* PROMPT:
Filter the records below down to lines containing "route".

# START OF INFORMATION GIVEN

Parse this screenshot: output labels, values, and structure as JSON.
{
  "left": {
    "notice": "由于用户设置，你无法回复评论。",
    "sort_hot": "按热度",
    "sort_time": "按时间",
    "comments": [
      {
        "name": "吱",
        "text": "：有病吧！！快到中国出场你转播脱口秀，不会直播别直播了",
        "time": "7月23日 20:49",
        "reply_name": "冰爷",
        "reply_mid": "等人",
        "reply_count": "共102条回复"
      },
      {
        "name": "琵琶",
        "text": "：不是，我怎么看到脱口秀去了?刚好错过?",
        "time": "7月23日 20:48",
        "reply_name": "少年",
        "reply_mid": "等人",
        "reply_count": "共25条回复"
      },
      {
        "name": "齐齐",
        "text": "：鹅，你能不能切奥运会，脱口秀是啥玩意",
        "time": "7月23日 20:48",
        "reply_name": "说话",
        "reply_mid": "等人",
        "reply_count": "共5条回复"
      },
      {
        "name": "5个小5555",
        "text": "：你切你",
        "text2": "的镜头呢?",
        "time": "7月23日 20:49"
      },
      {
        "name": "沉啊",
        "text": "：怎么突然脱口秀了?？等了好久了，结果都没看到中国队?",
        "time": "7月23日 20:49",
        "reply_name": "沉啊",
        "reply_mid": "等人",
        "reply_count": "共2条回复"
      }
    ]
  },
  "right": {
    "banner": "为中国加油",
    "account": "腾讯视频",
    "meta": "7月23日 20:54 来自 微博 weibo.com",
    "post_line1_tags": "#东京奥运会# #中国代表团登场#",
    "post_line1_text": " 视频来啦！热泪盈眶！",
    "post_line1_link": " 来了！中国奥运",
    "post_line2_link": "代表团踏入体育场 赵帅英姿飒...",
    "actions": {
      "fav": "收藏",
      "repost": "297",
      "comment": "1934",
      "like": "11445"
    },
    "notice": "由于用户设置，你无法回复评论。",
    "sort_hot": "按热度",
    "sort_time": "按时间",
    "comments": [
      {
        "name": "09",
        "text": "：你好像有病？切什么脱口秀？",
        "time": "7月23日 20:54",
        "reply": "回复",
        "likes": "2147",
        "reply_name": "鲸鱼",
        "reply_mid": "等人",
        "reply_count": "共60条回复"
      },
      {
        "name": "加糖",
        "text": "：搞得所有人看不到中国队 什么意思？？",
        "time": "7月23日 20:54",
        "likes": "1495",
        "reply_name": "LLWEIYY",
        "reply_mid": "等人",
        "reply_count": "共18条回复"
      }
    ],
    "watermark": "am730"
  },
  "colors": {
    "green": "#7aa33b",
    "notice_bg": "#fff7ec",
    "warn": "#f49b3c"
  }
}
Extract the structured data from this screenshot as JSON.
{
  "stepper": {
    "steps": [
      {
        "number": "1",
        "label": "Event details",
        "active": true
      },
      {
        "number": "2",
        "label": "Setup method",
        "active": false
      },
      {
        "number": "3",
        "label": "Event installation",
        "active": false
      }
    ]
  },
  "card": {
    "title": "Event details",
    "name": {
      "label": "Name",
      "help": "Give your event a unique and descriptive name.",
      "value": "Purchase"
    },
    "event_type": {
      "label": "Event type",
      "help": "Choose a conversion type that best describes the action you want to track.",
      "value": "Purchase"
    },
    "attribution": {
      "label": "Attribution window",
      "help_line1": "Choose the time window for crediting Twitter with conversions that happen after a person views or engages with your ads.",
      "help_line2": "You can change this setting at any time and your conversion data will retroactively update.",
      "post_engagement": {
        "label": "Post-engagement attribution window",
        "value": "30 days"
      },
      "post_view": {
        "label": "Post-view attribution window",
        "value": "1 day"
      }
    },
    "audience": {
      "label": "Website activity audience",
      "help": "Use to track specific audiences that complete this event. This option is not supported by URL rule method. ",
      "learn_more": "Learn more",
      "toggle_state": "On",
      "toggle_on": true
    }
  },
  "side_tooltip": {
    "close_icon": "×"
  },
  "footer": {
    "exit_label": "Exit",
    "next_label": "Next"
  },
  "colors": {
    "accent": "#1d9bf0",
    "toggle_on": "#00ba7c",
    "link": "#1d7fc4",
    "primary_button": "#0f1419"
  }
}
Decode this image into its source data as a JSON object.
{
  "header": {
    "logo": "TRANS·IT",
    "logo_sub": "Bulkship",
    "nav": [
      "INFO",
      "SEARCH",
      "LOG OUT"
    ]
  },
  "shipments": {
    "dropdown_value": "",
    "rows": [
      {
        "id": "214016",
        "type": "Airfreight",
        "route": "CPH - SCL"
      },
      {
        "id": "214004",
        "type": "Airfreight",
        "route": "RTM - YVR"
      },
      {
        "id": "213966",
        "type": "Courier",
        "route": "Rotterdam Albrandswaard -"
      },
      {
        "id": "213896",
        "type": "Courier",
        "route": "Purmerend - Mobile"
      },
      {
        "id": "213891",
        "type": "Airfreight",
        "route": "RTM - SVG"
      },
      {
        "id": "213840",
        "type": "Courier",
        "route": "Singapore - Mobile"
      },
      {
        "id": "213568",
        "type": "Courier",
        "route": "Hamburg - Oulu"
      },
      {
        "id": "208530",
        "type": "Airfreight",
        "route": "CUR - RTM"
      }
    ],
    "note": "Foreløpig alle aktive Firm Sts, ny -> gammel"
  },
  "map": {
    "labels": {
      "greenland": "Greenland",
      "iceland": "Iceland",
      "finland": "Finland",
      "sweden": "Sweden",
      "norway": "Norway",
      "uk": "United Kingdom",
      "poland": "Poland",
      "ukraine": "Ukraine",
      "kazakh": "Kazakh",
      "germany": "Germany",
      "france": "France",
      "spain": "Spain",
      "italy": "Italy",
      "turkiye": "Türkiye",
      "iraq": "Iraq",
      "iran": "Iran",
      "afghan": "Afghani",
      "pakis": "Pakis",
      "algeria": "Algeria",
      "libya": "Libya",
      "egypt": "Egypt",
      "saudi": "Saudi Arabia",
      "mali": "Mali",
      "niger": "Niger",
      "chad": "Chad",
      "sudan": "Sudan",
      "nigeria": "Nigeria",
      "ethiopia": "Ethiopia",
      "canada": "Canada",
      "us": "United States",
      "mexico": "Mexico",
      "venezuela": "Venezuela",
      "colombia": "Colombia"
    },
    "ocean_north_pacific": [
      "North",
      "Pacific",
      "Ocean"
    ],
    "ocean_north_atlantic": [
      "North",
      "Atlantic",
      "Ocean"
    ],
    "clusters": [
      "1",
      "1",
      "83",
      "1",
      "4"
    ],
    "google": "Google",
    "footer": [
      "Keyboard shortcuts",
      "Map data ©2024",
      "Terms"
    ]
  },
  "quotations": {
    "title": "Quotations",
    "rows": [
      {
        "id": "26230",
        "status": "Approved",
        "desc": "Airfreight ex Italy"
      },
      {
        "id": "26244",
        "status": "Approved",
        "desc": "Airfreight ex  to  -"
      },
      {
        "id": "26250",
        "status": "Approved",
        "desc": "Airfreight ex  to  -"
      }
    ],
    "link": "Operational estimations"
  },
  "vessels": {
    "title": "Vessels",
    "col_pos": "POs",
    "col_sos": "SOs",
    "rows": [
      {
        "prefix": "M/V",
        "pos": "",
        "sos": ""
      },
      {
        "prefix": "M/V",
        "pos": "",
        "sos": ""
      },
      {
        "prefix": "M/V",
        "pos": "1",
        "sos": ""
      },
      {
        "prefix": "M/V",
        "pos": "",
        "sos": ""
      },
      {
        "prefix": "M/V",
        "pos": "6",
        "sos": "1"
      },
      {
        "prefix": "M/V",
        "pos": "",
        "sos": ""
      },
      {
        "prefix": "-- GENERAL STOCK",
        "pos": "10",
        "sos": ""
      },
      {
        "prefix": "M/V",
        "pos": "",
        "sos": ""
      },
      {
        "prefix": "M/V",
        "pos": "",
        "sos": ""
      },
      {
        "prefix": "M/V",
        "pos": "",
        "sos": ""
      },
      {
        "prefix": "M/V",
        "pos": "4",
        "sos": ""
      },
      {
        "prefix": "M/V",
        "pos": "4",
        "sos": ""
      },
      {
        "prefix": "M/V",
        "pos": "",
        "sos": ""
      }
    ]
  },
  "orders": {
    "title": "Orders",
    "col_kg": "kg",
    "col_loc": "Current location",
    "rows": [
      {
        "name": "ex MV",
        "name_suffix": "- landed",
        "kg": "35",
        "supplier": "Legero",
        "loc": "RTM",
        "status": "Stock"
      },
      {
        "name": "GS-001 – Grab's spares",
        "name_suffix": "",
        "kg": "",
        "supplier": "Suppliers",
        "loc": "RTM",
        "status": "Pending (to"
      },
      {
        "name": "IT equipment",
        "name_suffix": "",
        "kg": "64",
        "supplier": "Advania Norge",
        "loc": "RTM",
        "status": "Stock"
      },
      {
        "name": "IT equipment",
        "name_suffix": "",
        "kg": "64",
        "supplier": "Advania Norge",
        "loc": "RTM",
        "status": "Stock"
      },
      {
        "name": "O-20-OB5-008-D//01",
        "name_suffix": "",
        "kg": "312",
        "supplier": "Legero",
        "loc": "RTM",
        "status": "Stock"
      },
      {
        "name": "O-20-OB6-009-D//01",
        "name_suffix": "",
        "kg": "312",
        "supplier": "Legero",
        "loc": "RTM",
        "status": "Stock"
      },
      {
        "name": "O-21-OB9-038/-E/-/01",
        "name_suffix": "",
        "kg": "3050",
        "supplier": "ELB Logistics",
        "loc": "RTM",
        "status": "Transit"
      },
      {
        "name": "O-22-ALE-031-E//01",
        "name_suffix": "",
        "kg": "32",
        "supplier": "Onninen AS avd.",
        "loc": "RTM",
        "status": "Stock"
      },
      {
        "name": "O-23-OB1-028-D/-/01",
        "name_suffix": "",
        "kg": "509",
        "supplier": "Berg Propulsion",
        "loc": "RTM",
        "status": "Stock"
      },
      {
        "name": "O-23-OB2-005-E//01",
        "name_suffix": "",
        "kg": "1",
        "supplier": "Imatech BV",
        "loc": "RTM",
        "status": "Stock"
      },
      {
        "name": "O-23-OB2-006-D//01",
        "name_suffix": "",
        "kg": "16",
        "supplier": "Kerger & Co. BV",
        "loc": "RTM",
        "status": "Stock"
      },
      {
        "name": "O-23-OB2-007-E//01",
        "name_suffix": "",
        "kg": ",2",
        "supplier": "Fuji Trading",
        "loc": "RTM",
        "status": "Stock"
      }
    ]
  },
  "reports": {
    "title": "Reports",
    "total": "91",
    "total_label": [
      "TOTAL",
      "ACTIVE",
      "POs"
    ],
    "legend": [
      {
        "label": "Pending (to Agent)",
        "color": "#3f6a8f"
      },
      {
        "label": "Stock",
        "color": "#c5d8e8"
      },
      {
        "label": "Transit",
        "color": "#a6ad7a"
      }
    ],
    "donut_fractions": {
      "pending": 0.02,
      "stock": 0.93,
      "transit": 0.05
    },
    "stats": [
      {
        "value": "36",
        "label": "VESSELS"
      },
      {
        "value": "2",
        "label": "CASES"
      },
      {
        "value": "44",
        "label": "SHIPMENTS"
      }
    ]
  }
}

# END OF INFORMATION GIVEN

* TASK ANSWER:
        "route": "CPH - SCL"
        "route": "RTM - YVR"
        "route": "Rotterdam Albrandswaard -"
        "route": "Purmerend - Mobile"
        "route": "RTM - SVG"
        "route": "Singapore - Mobile"
        "route": "Hamburg - Oulu"
        "route": "CUR - RTM"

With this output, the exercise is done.